■ **DIRECTION**: Write out the entire listing below exactly, with the pictures left out.

__________

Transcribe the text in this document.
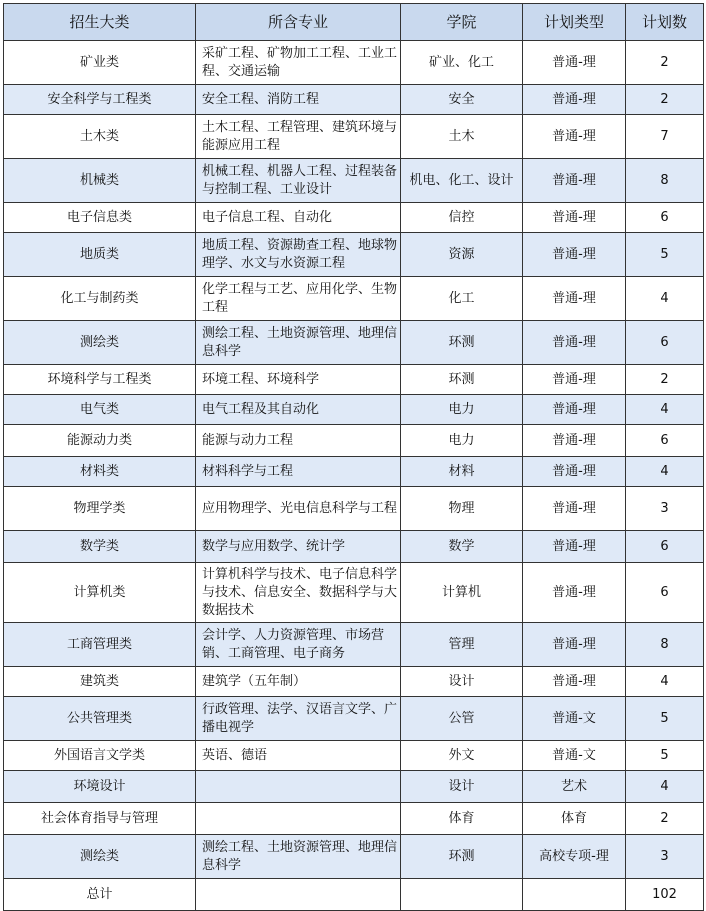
招生大类	所含专业	学院	计划类型	计划数
矿业类	采矿工程、矿物加工工程、工业工程、交通运输	矿业、化工	普通-理	2
安全科学与工程类	安全工程、消防工程	安全	普通-理	2
土木类	土木工程、工程管理、建筑环境与能源应用工程	土木	普通-理	7
机械类	机械工程、机器人工程、过程装备与控制工程、工业设计	机电、化工、设计	普通-理	8
电子信息类	电子信息工程、自动化	信控	普通-理	6
地质类	地质工程、资源勘查工程、地球物理学、水文与水资源工程	资源	普通-理	5
化工与制药类	化学工程与工艺、应用化学、生物工程	化工	普通-理	4
测绘类	测绘工程、土地资源管理、地理信息科学	环测	普通-理	6
环境科学与工程类	环境工程、环境科学	环测	普通-理	2
电气类	电气工程及其自动化	电力	普通-理	4
能源动力类	能源与动力工程	电力	普通-理	6
材料类	材料科学与工程	材料	普通-理	4
物理学类	应用物理学、光电信息科学与工程	物理	普通-理	3
数学类	数学与应用数学、统计学	数学	普通-理	6
计算机类	计算机科学与技术、电子信息科学与技术、信息安全、数据科学与大数据技术	计算机	普通-理	6
工商管理类	会计学、人力资源管理、市场营销、工商管理、电子商务	管理	普通-理	8
建筑类	建筑学（五年制）	设计	普通-理	4
公共管理类	行政管理、法学、汉语言文学、广播电视学	公管	普通-文	5
外国语言文学类	英语、德语	外文	普通-文	5
环境设计		设计	艺术	4
社会体育指导与管理		体育	体育	2
测绘类	测绘工程、土地资源管理、地理信息科学	环测	高校专项-理	3
总计				102
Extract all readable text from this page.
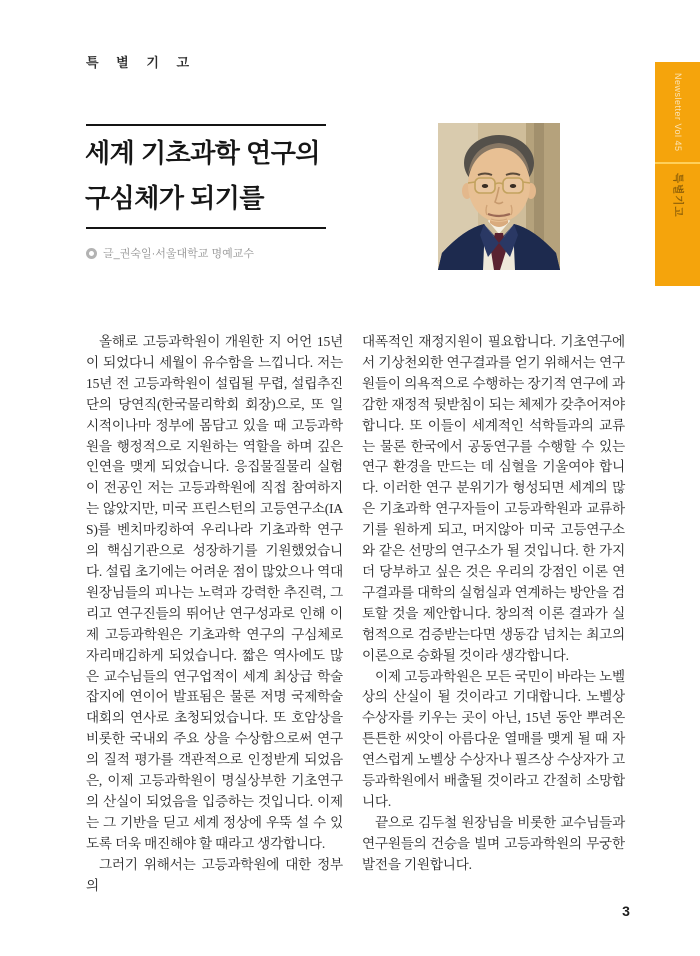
특 별 기 고
Newsletter Vol 45
특별기고
세계 기초과학 연구의
구심체가 되기를
글_권숙일·서울대학교 명예교수

올해로 고등과학원이 개원한 지 어언 15년이 되었다니 세월이 유수함을 느낍니다. 저는 15년 전 고등과학원이 설립될 무렵, 설립추진단의 당연직(한국물리학회 회장)으로, 또 일시적이나마 정부에 몸담고 있을 때 고등과학원을 행정적으로 지원하는 역할을 하며 깊은 인연을 맺게 되었습니다. 응집물질물리 실험이 전공인 저는 고등과학원에 직접 참여하지는 않았지만, 미국 프린스턴의 고등연구소(IAS)를 벤치마킹하여 우리나라 기초과학 연구의 핵심기관으로 성장하기를 기원했었습니다. 설립 초기에는 어려운 점이 많았으나 역대 원장님들의 피나는 노력과 강력한 추진력, 그리고 연구진들의 뛰어난 연구성과로 인해 이제 고등과학원은 기초과학 연구의 구심체로 자리매김하게 되었습니다. 짧은 역사에도 많은 교수님들의 연구업적이 세계 최상급 학술 잡지에 연이어 발표됨은 물론 저명 국제학술대회의 연사로 초청되었습니다. 또 호암상을 비롯한 국내외 주요 상을 수상함으로써 연구의 질적 평가를 객관적으로 인정받게 되었음은, 이제 고등과학원이 명실상부한 기초연구의 산실이 되었음을 입증하는 것입니다. 이제는 그 기반을 딛고 세계 정상에 우뚝 설 수 있도록 더욱 매진해야 할 때라고 생각합니다.

그러기 위해서는 고등과학원에 대한 정부의

대폭적인 재정지원이 필요합니다. 기초연구에서 기상천외한 연구결과를 얻기 위해서는 연구원들이 의욕적으로 수행하는 장기적 연구에 과감한 재정적 뒷받침이 되는 체제가 갖추어져야 합니다. 또 이들이 세계적인 석학들과의 교류는 물론 한국에서 공동연구를 수행할 수 있는 연구 환경을 만드는 데 심혈을 기울여야 합니다. 이러한 연구 분위기가 형성되면 세계의 많은 기초과학 연구자들이 고등과학원과 교류하기를 원하게 되고, 머지않아 미국 고등연구소와 같은 선망의 연구소가 될 것입니다. 한 가지 더 당부하고 싶은 것은 우리의 강점인 이론 연구결과를 대학의 실험실과 연계하는 방안을 검토할 것을 제안합니다. 창의적 이론 결과가 실험적으로 검증받는다면 생동감 넘치는 최고의 이론으로 승화될 것이라 생각합니다.

이제 고등과학원은 모든 국민이 바라는 노벨상의 산실이 될 것이라고 기대합니다. 노벨상 수상자를 키우는 곳이 아닌, 15년 동안 뿌려온 튼튼한 씨앗이 아름다운 열매를 맺게 될 때 자연스럽게 노벨상 수상자나 필즈상 수상자가 고등과학원에서 배출될 것이라고 간절히 소망합니다.

끝으로 김두철 원장님을 비롯한 교수님들과 연구원들의 건승을 빌며 고등과학원의 무궁한 발전을 기원합니다.

3
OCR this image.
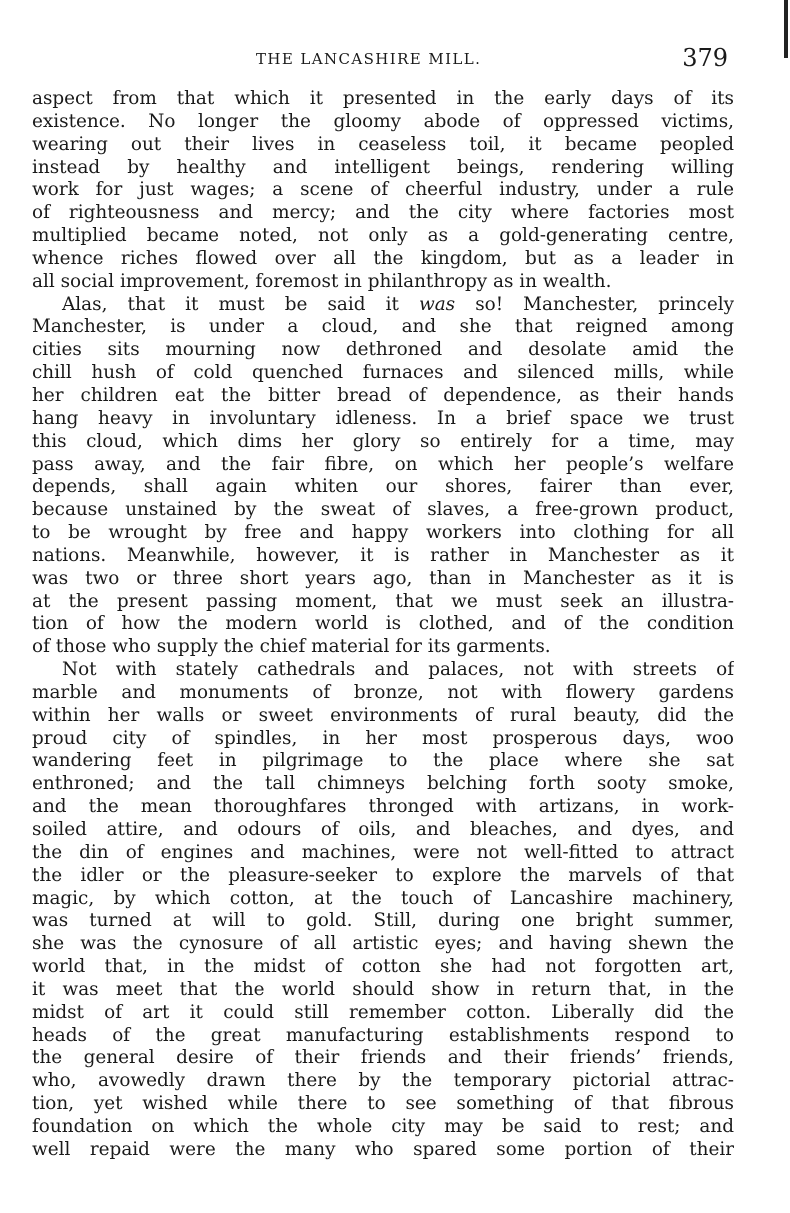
THE LANCASHIRE MILL.	379
aspect from that which it presented in the early days of its
existence. No longer the gloomy abode of oppressed victims,
wearing out their lives in ceaseless toil, it became peopled
instead by healthy and intelligent beings, rendering willing
work for just wages; a scene of cheerful industry, under a rule
of righteousness and mercy; and the city where factories most
multiplied became noted, not only as a gold-generating centre,
whence riches flowed over all the kingdom, but as a leader in
all social improvement, foremost in philanthropy as in wealth.
Alas, that it must be said it was so! Manchester, princely
Manchester, is under a cloud, and she that reigned among
cities sits mourning now dethroned and desolate amid the
chill hush of cold quenched furnaces and silenced mills, while
her children eat the bitter bread of dependence, as their hands
hang heavy in involuntary idleness. In a brief space we trust
this cloud, which dims her glory so entirely for a time, may
pass away, and the fair fibre, on which her people’s welfare
depends, shall again whiten our shores, fairer than ever,
because unstained by the sweat of slaves, a free-grown product,
to be wrought by free and happy workers into clothing for all
nations. Meanwhile, however, it is rather in Manchester as it
was two or three short years ago, than in Manchester as it is
at the present passing moment, that we must seek an illustra-
tion of how the modern world is clothed, and of the condition
of those who supply the chief material for its garments.
Not with stately cathedrals and palaces, not with streets of
marble and monuments of bronze, not with flowery gardens
within her walls or sweet environments of rural beauty, did the
proud city of spindles, in her most prosperous days, woo
wandering feet in pilgrimage to the place where she sat
enthroned; and the tall chimneys belching forth sooty smoke,
and the mean thoroughfares thronged with artizans, in work-
soiled attire, and odours of oils, and bleaches, and dyes, and
the din of engines and machines, were not well-fitted to attract
the idler or the pleasure-seeker to explore the marvels of that
magic, by which cotton, at the touch of Lancashire machinery,
was turned at will to gold. Still, during one bright summer,
she was the cynosure of all artistic eyes; and having shewn the
world that, in the midst of cotton she had not forgotten art,
it was meet that the world should show in return that, in the
midst of art it could still remember cotton. Liberally did the
heads of the great manufacturing establishments respond to
the general desire of their friends and their friends’ friends,
who, avowedly drawn there by the temporary pictorial attrac-
tion, yet wished while there to see something of that fibrous
foundation on which the whole city may be said to rest; and
well repaid were the many who spared some portion of their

__________

■ **WRITTEN RESPONSE**:
Transcribe the text in this document.
招生大类	所含专业	学院	计划类型	计划数
矿业类	采矿工程、矿物加工工程、工业工程、交通运输	矿业、化工	普通-理	2
安全科学与工程类	安全工程、消防工程	安全	普通-理	2
土木类	土木工程、工程管理、建筑环境与能源应用工程	土木	普通-理	7
机械类	机械工程、机器人工程、过程装备与控制工程、工业设计	机电、化工、设计	普通-理	8
电子信息类	电子信息工程、自动化	信控	普通-理	6
地质类	地质工程、资源勘查工程、地球物理学、水文与水资源工程	资源	普通-理	5
化工与制药类	化学工程与工艺、应用化学、生物工程	化工	普通-理	4
测绘类	测绘工程、土地资源管理、地理信息科学	环测	普通-理	6
环境科学与工程类	环境工程、环境科学	环测	普通-理	2
电气类	电气工程及其自动化	电力	普通-理	4
能源动力类	能源与动力工程	电力	普通-理	6
材料类	材料科学与工程	材料	普通-理	4
物理学类	应用物理学、光电信息科学与工程	物理	普通-理	3
数学类	数学与应用数学、统计学	数学	普通-理	6
计算机类	计算机科学与技术、电子信息科学与技术、信息安全、数据科学与大数据技术	计算机	普通-理	6
工商管理类	会计学、人力资源管理、市场营销、工商管理、电子商务	管理	普通-理	8
建筑类	建筑学（五年制）	设计	普通-理	4
公共管理类	行政管理、法学、汉语言文学、广播电视学	公管	普通-文	5
外国语言文学类	英语、德语	外文	普通-文	5
环境设计		设计	艺术	4
社会体育指导与管理		体育	体育	2
测绘类	测绘工程、土地资源管理、地理信息科学	环测	高校专项-理	3
总计				102
Extract all readable text from this page.
특 별 기 고
Newsletter Vol 45
특별기고
세계 기초과학 연구의
구심체가 되기를
글_권숙일·서울대학교 명예교수

올해로 고등과학원이 개원한 지 어언 15년이 되었다니 세월이 유수함을 느낍니다. 저는 15년 전 고등과학원이 설립될 무렵, 설립추진단의 당연직(한국물리학회 회장)으로, 또 일시적이나마 정부에 몸담고 있을 때 고등과학원을 행정적으로 지원하는 역할을 하며 깊은 인연을 맺게 되었습니다. 응집물질물리 실험이 전공인 저는 고등과학원에 직접 참여하지는 않았지만, 미국 프린스턴의 고등연구소(IAS)를 벤치마킹하여 우리나라 기초과학 연구의 핵심기관으로 성장하기를 기원했었습니다. 설립 초기에는 어려운 점이 많았으나 역대 원장님들의 피나는 노력과 강력한 추진력, 그리고 연구진들의 뛰어난 연구성과로 인해 이제 고등과학원은 기초과학 연구의 구심체로 자리매김하게 되었습니다. 짧은 역사에도 많은 교수님들의 연구업적이 세계 최상급 학술 잡지에 연이어 발표됨은 물론 저명 국제학술대회의 연사로 초청되었습니다. 또 호암상을 비롯한 국내외 주요 상을 수상함으로써 연구의 질적 평가를 객관적으로 인정받게 되었음은, 이제 고등과학원이 명실상부한 기초연구의 산실이 되었음을 입증하는 것입니다. 이제는 그 기반을 딛고 세계 정상에 우뚝 설 수 있도록 더욱 매진해야 할 때라고 생각합니다.

그러기 위해서는 고등과학원에 대한 정부의

대폭적인 재정지원이 필요합니다. 기초연구에서 기상천외한 연구결과를 얻기 위해서는 연구원들이 의욕적으로 수행하는 장기적 연구에 과감한 재정적 뒷받침이 되는 체제가 갖추어져야 합니다. 또 이들이 세계적인 석학들과의 교류는 물론 한국에서 공동연구를 수행할 수 있는 연구 환경을 만드는 데 심혈을 기울여야 합니다. 이러한 연구 분위기가 형성되면 세계의 많은 기초과학 연구자들이 고등과학원과 교류하기를 원하게 되고, 머지않아 미국 고등연구소와 같은 선망의 연구소가 될 것입니다. 한 가지 더 당부하고 싶은 것은 우리의 강점인 이론 연구결과를 대학의 실험실과 연계하는 방안을 검토할 것을 제안합니다. 창의적 이론 결과가 실험적으로 검증받는다면 생동감 넘치는 최고의 이론으로 승화될 것이라 생각합니다.

이제 고등과학원은 모든 국민이 바라는 노벨상의 산실이 될 것이라고 기대합니다. 노벨상 수상자를 키우는 곳이 아닌, 15년 동안 뿌려온 튼튼한 씨앗이 아름다운 열매를 맺게 될 때 자연스럽게 노벨상 수상자나 필즈상 수상자가 고등과학원에서 배출될 것이라고 간절히 소망합니다.

끝으로 김두철 원장님을 비롯한 교수님들과 연구원들의 건승을 빌며 고등과학원의 무궁한 발전을 기원합니다.

3
OCR this image.
THE LANCASHIRE MILL.	379
aspect from that which it presented in the early days of its
existence. No longer the gloomy abode of oppressed victims,
wearing out their lives in ceaseless toil, it became peopled
instead by healthy and intelligent beings, rendering willing
work for just wages; a scene of cheerful industry, under a rule
of righteousness and mercy; and the city where factories most
multiplied became noted, not only as a gold-generating centre,
whence riches flowed over all the kingdom, but as a leader in
all social improvement, foremost in philanthropy as in wealth.
Alas, that it must be said it was so! Manchester, princely
Manchester, is under a cloud, and she that reigned among
cities sits mourning now dethroned and desolate amid the
chill hush of cold quenched furnaces and silenced mills, while
her children eat the bitter bread of dependence, as their hands
hang heavy in involuntary idleness. In a brief space we trust
this cloud, which dims her glory so entirely for a time, may
pass away, and the fair fibre, on which her people’s welfare
depends, shall again whiten our shores, fairer than ever,
because unstained by the sweat of slaves, a free-grown product,
to be wrought by free and happy workers into clothing for all
nations. Meanwhile, however, it is rather in Manchester as it
was two or three short years ago, than in Manchester as it is
at the present passing moment, that we must seek an illustra-
tion of how the modern world is clothed, and of the condition
of those who supply the chief material for its garments.
Not with stately cathedrals and palaces, not with streets of
marble and monuments of bronze, not with flowery gardens
within her walls or sweet environments of rural beauty, did the
proud city of spindles, in her most prosperous days, woo
wandering feet in pilgrimage to the place where she sat
enthroned; and the tall chimneys belching forth sooty smoke,
and the mean thoroughfares thronged with artizans, in work-
soiled attire, and odours of oils, and bleaches, and dyes, and
the din of engines and machines, were not well-fitted to attract
the idler or the pleasure-seeker to explore the marvels of that
magic, by which cotton, at the touch of Lancashire machinery,
was turned at will to gold. Still, during one bright summer,
she was the cynosure of all artistic eyes; and having shewn the
world that, in the midst of cotton she had not forgotten art,
it was meet that the world should show in return that, in the
midst of art it could still remember cotton. Liberally did the
heads of the great manufacturing establishments respond to
the general desire of their friends and their friends’ friends,
who, avowedly drawn there by the temporary pictorial attrac-
tion, yet wished while there to see something of that fibrous
foundation on which the whole city may be said to rest; and
well repaid were the many who spared some portion of their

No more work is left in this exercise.